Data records

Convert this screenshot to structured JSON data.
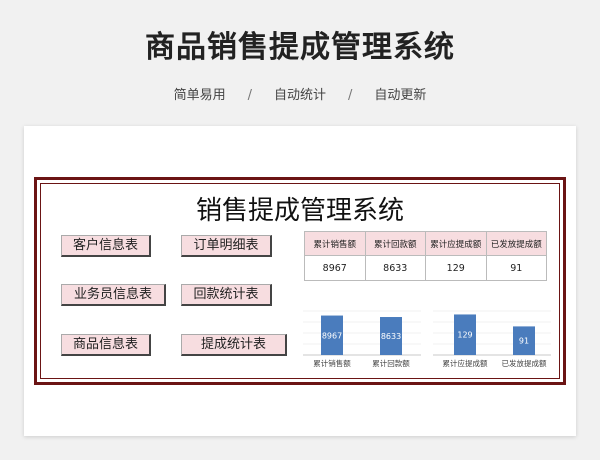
{
  "header": {
    "title": "商品销售提成管理系统",
    "tags": [
      "简单易用",
      "自动统计",
      "自动更新"
    ],
    "separator": "/"
  },
  "sheet": {
    "title": "销售提成管理系统",
    "buttons": [
      {
        "label": "客户信息表"
      },
      {
        "label": "订单明细表"
      },
      {
        "label": "业务员信息表"
      },
      {
        "label": "回款统计表"
      },
      {
        "label": "商品信息表"
      },
      {
        "label": "提成统计表"
      }
    ],
    "stats": {
      "headers": [
        "累计销售额",
        "累计回款额",
        "累计应提成额",
        "已发放提成额"
      ],
      "values": [
        "8967",
        "8633",
        "129",
        "91"
      ]
    }
  },
  "colors": {
    "frame": "#6b1414",
    "button_bg": "#f7dde0",
    "bar": "#4a7cbd"
  },
  "chart_data": [
    {
      "type": "bar",
      "categories": [
        "累计销售额",
        "累计回款额"
      ],
      "values": [
        8967,
        8633
      ],
      "ylim": [
        0,
        10000
      ],
      "grid": true
    },
    {
      "type": "bar",
      "categories": [
        "累计应提成额",
        "已发放提成额"
      ],
      "values": [
        129,
        91
      ],
      "ylim": [
        0,
        140
      ],
      "grid": true
    }
  ]
}
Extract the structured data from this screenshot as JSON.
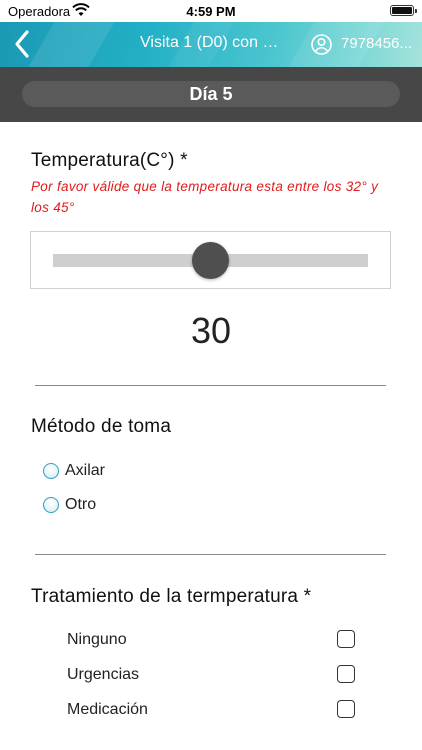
{
  "status_bar": {
    "carrier": "Operadora",
    "time": "4:59 PM"
  },
  "nav": {
    "title": "Visita 1 (D0) con …",
    "user_id": "7978456...",
    "back_icon": "chevron-left-icon",
    "user_icon": "user-circle-icon"
  },
  "day_header": {
    "label": "Día 5"
  },
  "temperature": {
    "title": "Temperatura(C°) *",
    "warning": "Por favor válide que la temperatura esta entre los 32° y los 45°",
    "value": "30",
    "slider_fraction": 0.5
  },
  "method": {
    "title": "Método de toma",
    "options": [
      {
        "label": "Axilar",
        "selected": false
      },
      {
        "label": "Otro",
        "selected": false
      }
    ]
  },
  "treatment": {
    "title": "Tratamiento de la termperatura *",
    "options": [
      {
        "label": "Ninguno",
        "checked": false
      },
      {
        "label": "Urgencias",
        "checked": false
      },
      {
        "label": "Medicación",
        "checked": false
      }
    ]
  },
  "colors": {
    "nav_gradient_start": "#1b99b4",
    "nav_gradient_end": "#a6e2dc",
    "day_header_bg": "#474747",
    "warning_text": "#e21b1b",
    "radio_border": "#2f9fbf"
  }
}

**WHAT THE TASK ASKS:**
Pick out each line containing the string "screenshot" and copy it.

**EXERCISE RESPONSE:**
Convert this screenshot to structured JSON data.
Extract the structured data from this screenshot as JSON.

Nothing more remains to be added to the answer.